[Records drawn from a dataset]
■ ■ ■ ■
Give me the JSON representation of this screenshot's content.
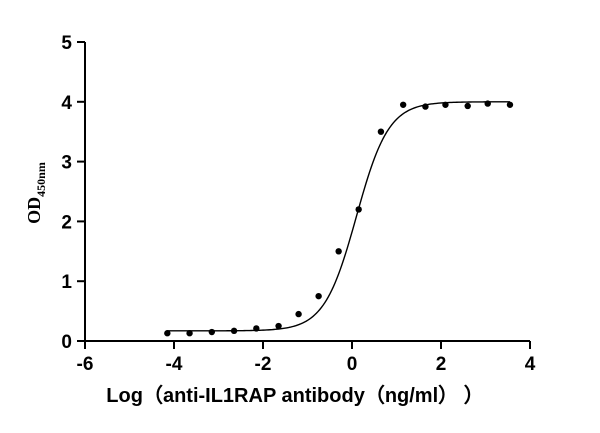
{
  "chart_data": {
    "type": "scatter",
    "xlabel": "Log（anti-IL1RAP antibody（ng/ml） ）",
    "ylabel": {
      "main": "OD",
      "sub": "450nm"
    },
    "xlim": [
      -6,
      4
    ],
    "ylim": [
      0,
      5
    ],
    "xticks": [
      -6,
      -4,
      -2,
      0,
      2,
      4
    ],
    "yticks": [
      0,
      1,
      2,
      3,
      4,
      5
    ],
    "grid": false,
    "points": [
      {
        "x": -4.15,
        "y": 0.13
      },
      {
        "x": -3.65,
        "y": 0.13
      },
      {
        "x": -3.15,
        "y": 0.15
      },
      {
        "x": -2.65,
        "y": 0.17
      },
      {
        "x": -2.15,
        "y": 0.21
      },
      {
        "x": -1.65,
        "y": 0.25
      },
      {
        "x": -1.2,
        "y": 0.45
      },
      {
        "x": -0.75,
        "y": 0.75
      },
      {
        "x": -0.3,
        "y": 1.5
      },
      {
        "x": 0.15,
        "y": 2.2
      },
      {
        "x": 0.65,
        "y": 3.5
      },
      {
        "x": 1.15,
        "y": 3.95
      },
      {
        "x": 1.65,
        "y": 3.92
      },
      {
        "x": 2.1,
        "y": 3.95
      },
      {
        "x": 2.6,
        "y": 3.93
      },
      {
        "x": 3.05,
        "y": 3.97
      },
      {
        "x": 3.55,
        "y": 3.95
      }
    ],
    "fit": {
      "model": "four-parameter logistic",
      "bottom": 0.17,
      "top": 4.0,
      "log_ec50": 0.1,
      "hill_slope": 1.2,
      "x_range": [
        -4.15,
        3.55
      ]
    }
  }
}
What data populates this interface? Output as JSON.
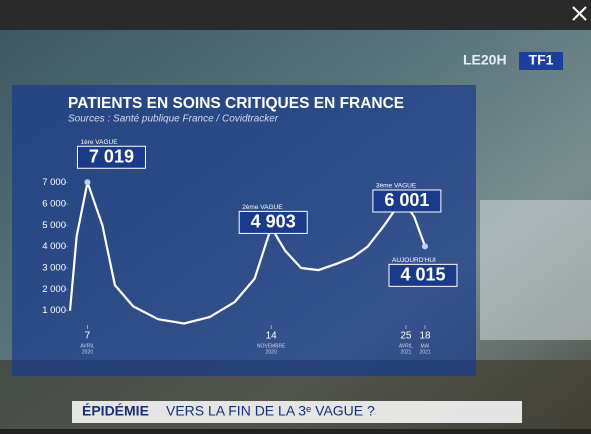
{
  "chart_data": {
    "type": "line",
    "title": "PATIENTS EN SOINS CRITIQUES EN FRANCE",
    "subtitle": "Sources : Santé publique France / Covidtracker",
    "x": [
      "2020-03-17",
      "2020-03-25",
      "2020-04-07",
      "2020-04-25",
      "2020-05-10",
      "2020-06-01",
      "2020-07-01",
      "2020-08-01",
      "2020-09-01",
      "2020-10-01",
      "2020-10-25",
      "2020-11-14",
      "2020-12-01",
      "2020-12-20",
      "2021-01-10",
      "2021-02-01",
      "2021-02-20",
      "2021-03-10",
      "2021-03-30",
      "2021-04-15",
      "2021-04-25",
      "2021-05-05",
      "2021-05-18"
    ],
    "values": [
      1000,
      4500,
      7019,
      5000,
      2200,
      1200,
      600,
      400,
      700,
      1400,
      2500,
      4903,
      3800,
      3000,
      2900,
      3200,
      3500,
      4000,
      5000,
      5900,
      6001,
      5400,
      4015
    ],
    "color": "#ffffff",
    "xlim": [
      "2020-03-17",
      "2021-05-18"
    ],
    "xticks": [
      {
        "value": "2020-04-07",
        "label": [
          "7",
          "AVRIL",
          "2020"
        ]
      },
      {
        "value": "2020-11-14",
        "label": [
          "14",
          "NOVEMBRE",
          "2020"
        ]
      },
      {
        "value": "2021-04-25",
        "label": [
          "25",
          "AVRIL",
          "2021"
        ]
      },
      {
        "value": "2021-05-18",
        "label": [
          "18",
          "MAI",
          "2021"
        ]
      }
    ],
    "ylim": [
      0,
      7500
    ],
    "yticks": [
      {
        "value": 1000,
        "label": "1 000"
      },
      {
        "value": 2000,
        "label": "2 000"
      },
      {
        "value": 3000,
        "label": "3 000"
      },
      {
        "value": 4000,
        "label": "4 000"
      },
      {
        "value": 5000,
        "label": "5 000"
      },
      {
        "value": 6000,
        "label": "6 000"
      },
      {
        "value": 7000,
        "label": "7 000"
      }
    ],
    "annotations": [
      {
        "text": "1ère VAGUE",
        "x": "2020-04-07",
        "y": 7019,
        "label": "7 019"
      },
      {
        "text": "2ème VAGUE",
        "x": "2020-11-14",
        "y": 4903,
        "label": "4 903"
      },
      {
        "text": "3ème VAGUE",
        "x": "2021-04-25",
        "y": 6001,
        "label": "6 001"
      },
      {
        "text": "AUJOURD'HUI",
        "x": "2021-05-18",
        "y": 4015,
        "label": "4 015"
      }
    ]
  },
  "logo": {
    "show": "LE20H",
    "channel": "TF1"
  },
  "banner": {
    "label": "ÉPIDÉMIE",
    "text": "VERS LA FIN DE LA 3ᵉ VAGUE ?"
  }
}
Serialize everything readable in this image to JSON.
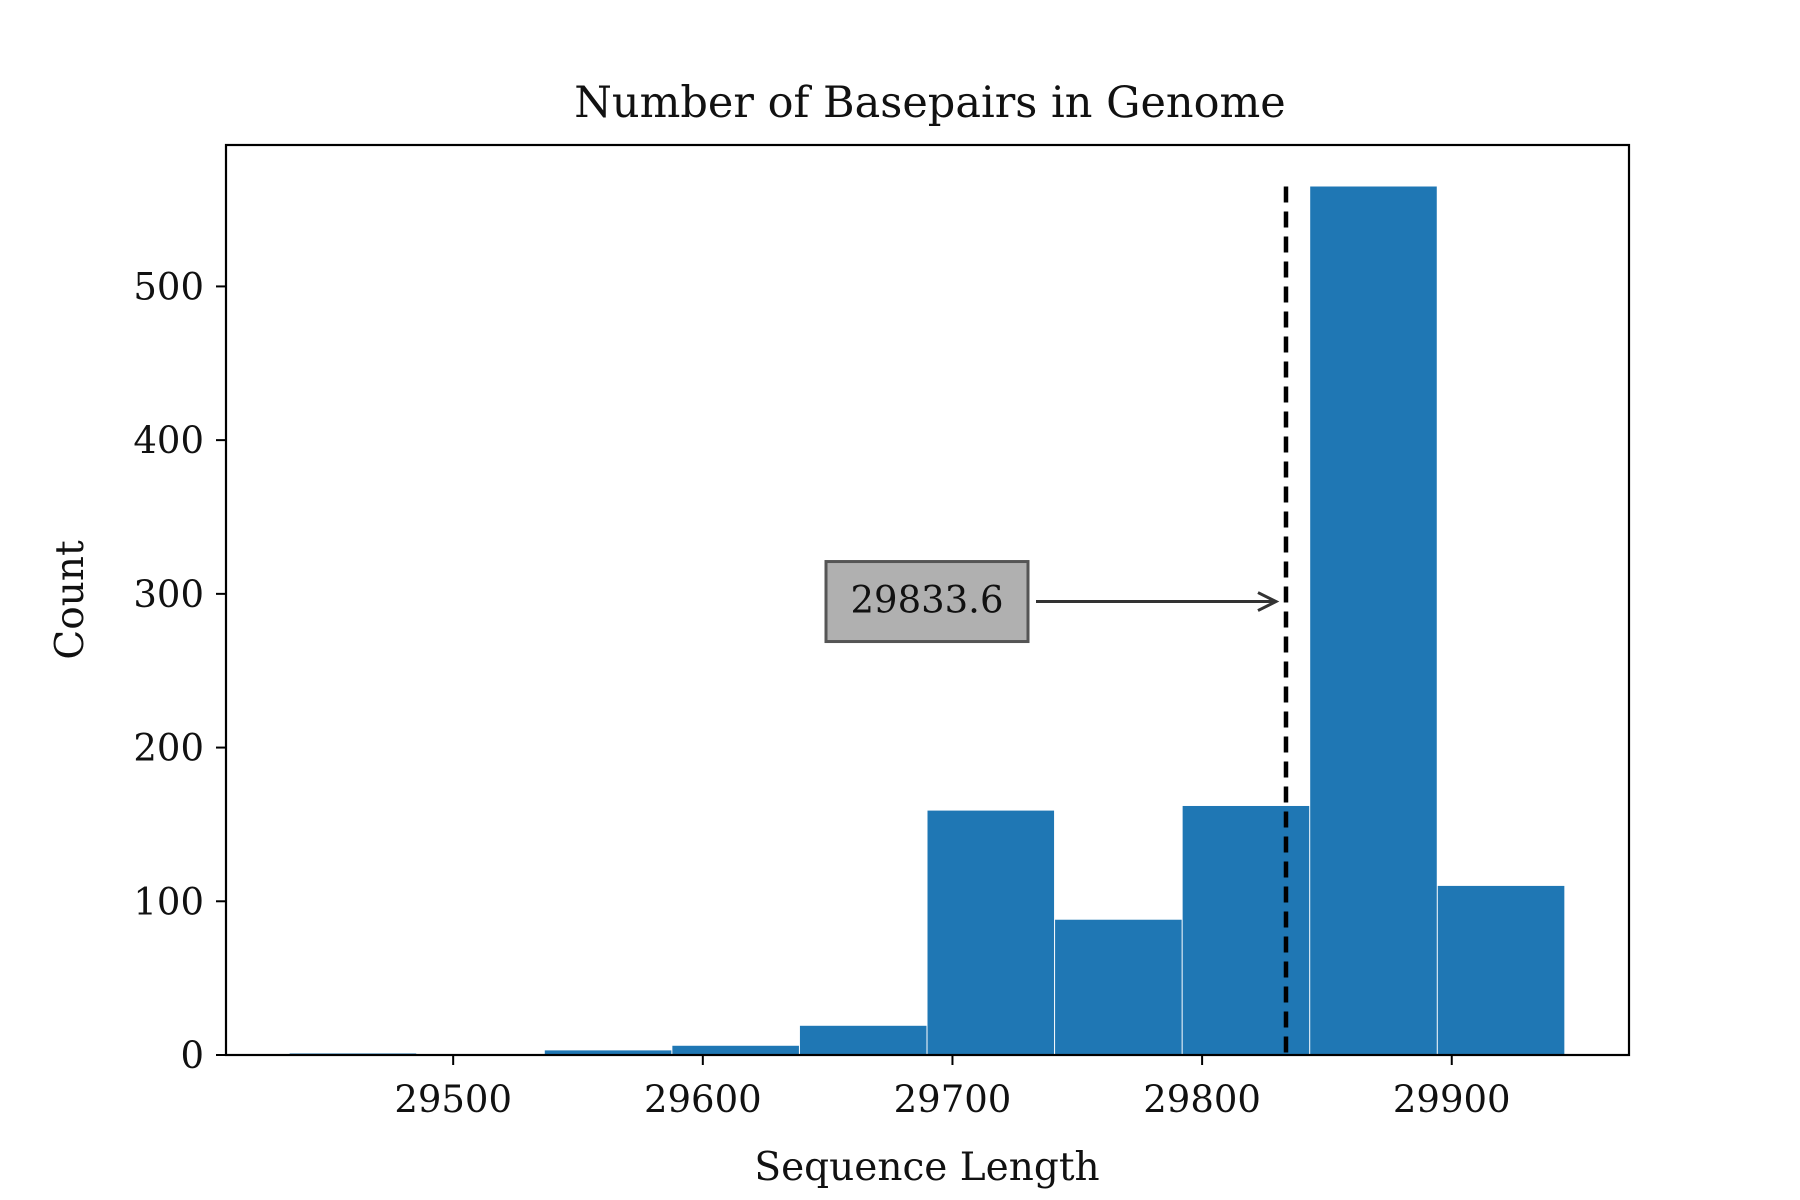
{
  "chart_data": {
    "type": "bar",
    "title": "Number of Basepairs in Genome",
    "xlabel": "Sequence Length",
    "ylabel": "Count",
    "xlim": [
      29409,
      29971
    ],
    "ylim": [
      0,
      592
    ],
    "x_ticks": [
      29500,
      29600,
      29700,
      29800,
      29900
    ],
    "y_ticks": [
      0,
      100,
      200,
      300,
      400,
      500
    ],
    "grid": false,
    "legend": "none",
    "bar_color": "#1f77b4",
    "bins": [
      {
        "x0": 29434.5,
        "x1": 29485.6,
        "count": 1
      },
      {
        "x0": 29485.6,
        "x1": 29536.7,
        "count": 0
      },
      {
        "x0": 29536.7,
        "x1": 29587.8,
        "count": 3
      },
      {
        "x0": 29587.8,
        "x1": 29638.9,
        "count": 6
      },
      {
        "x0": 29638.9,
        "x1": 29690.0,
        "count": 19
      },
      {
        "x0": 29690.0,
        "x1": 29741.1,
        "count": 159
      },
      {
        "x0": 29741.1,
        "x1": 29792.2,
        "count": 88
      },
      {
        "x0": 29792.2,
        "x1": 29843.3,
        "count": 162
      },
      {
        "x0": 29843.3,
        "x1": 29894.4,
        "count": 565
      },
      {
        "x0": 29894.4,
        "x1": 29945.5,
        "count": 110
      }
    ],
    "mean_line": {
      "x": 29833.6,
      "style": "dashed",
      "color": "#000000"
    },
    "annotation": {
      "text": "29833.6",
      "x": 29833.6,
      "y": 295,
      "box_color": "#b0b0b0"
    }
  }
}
■ ■ ■ ■
▶ [What this task involves]
With the pictures omitted, repeat the full set of records above exactly.

▶ [Output of the task]
Give me the JSON representation of this screenshot's content.
{
  "chart_data": {
    "type": "scatter",
    "xlabel": "Log（anti-IL1RAP antibody（ng/ml） ）",
    "ylabel": {
      "main": "OD",
      "sub": "450nm"
    },
    "xlim": [
      -6,
      4
    ],
    "ylim": [
      0,
      5
    ],
    "xticks": [
      -6,
      -4,
      -2,
      0,
      2,
      4
    ],
    "yticks": [
      0,
      1,
      2,
      3,
      4,
      5
    ],
    "grid": false,
    "points": [
      {
        "x": -4.15,
        "y": 0.13
      },
      {
        "x": -3.65,
        "y": 0.13
      },
      {
        "x": -3.15,
        "y": 0.15
      },
      {
        "x": -2.65,
        "y": 0.17
      },
      {
        "x": -2.15,
        "y": 0.21
      },
      {
        "x": -1.65,
        "y": 0.25
      },
      {
        "x": -1.2,
        "y": 0.45
      },
      {
        "x": -0.75,
        "y": 0.75
      },
      {
        "x": -0.3,
        "y": 1.5
      },
      {
        "x": 0.15,
        "y": 2.2
      },
      {
        "x": 0.65,
        "y": 3.5
      },
      {
        "x": 1.15,
        "y": 3.95
      },
      {
        "x": 1.65,
        "y": 3.92
      },
      {
        "x": 2.1,
        "y": 3.95
      },
      {
        "x": 2.6,
        "y": 3.93
      },
      {
        "x": 3.05,
        "y": 3.97
      },
      {
        "x": 3.55,
        "y": 3.95
      }
    ],
    "fit": {
      "model": "four-parameter logistic",
      "bottom": 0.17,
      "top": 4.0,
      "log_ec50": 0.1,
      "hill_slope": 1.2,
      "x_range": [
        -4.15,
        3.55
      ]
    }
  }
}
What data populates this interface? Output as JSON.
{
  "chart_data": {
    "type": "line",
    "title": "PATIENTS EN SOINS CRITIQUES EN FRANCE",
    "subtitle": "Sources : Santé publique France / Covidtracker",
    "x": [
      "2020-03-17",
      "2020-03-25",
      "2020-04-07",
      "2020-04-25",
      "2020-05-10",
      "2020-06-01",
      "2020-07-01",
      "2020-08-01",
      "2020-09-01",
      "2020-10-01",
      "2020-10-25",
      "2020-11-14",
      "2020-12-01",
      "2020-12-20",
      "2021-01-10",
      "2021-02-01",
      "2021-02-20",
      "2021-03-10",
      "2021-03-30",
      "2021-04-15",
      "2021-04-25",
      "2021-05-05",
      "2021-05-18"
    ],
    "values": [
      1000,
      4500,
      7019,
      5000,
      2200,
      1200,
      600,
      400,
      700,
      1400,
      2500,
      4903,
      3800,
      3000,
      2900,
      3200,
      3500,
      4000,
      5000,
      5900,
      6001,
      5400,
      4015
    ],
    "color": "#ffffff",
    "xlim": [
      "2020-03-17",
      "2021-05-18"
    ],
    "xticks": [
      {
        "value": "2020-04-07",
        "label": [
          "7",
          "AVRIL",
          "2020"
        ]
      },
      {
        "value": "2020-11-14",
        "label": [
          "14",
          "NOVEMBRE",
          "2020"
        ]
      },
      {
        "value": "2021-04-25",
        "label": [
          "25",
          "AVRIL",
          "2021"
        ]
      },
      {
        "value": "2021-05-18",
        "label": [
          "18",
          "MAI",
          "2021"
        ]
      }
    ],
    "ylim": [
      0,
      7500
    ],
    "yticks": [
      {
        "value": 1000,
        "label": "1 000"
      },
      {
        "value": 2000,
        "label": "2 000"
      },
      {
        "value": 3000,
        "label": "3 000"
      },
      {
        "value": 4000,
        "label": "4 000"
      },
      {
        "value": 5000,
        "label": "5 000"
      },
      {
        "value": 6000,
        "label": "6 000"
      },
      {
        "value": 7000,
        "label": "7 000"
      }
    ],
    "annotations": [
      {
        "text": "1ère VAGUE",
        "x": "2020-04-07",
        "y": 7019,
        "label": "7 019"
      },
      {
        "text": "2ème VAGUE",
        "x": "2020-11-14",
        "y": 4903,
        "label": "4 903"
      },
      {
        "text": "3ème VAGUE",
        "x": "2021-04-25",
        "y": 6001,
        "label": "6 001"
      },
      {
        "text": "AUJOURD'HUI",
        "x": "2021-05-18",
        "y": 4015,
        "label": "4 015"
      }
    ]
  },
  "logo": {
    "show": "LE20H",
    "channel": "TF1"
  },
  "banner": {
    "label": "ÉPIDÉMIE",
    "text": "VERS LA FIN DE LA 3ᵉ VAGUE ?"
  }
}
Serialize everything readable in this image to JSON.
{
  "chart_data": {
    "type": "bar",
    "title": "Number of Basepairs in Genome",
    "xlabel": "Sequence Length",
    "ylabel": "Count",
    "xlim": [
      29409,
      29971
    ],
    "ylim": [
      0,
      592
    ],
    "x_ticks": [
      29500,
      29600,
      29700,
      29800,
      29900
    ],
    "y_ticks": [
      0,
      100,
      200,
      300,
      400,
      500
    ],
    "grid": false,
    "legend": "none",
    "bar_color": "#1f77b4",
    "bins": [
      {
        "x0": 29434.5,
        "x1": 29485.6,
        "count": 1
      },
      {
        "x0": 29485.6,
        "x1": 29536.7,
        "count": 0
      },
      {
        "x0": 29536.7,
        "x1": 29587.8,
        "count": 3
      },
      {
        "x0": 29587.8,
        "x1": 29638.9,
        "count": 6
      },
      {
        "x0": 29638.9,
        "x1": 29690.0,
        "count": 19
      },
      {
        "x0": 29690.0,
        "x1": 29741.1,
        "count": 159
      },
      {
        "x0": 29741.1,
        "x1": 29792.2,
        "count": 88
      },
      {
        "x0": 29792.2,
        "x1": 29843.3,
        "count": 162
      },
      {
        "x0": 29843.3,
        "x1": 29894.4,
        "count": 565
      },
      {
        "x0": 29894.4,
        "x1": 29945.5,
        "count": 110
      }
    ],
    "mean_line": {
      "x": 29833.6,
      "style": "dashed",
      "color": "#000000"
    },
    "annotation": {
      "text": "29833.6",
      "x": 29833.6,
      "y": 295,
      "box_color": "#b0b0b0"
    }
  }
}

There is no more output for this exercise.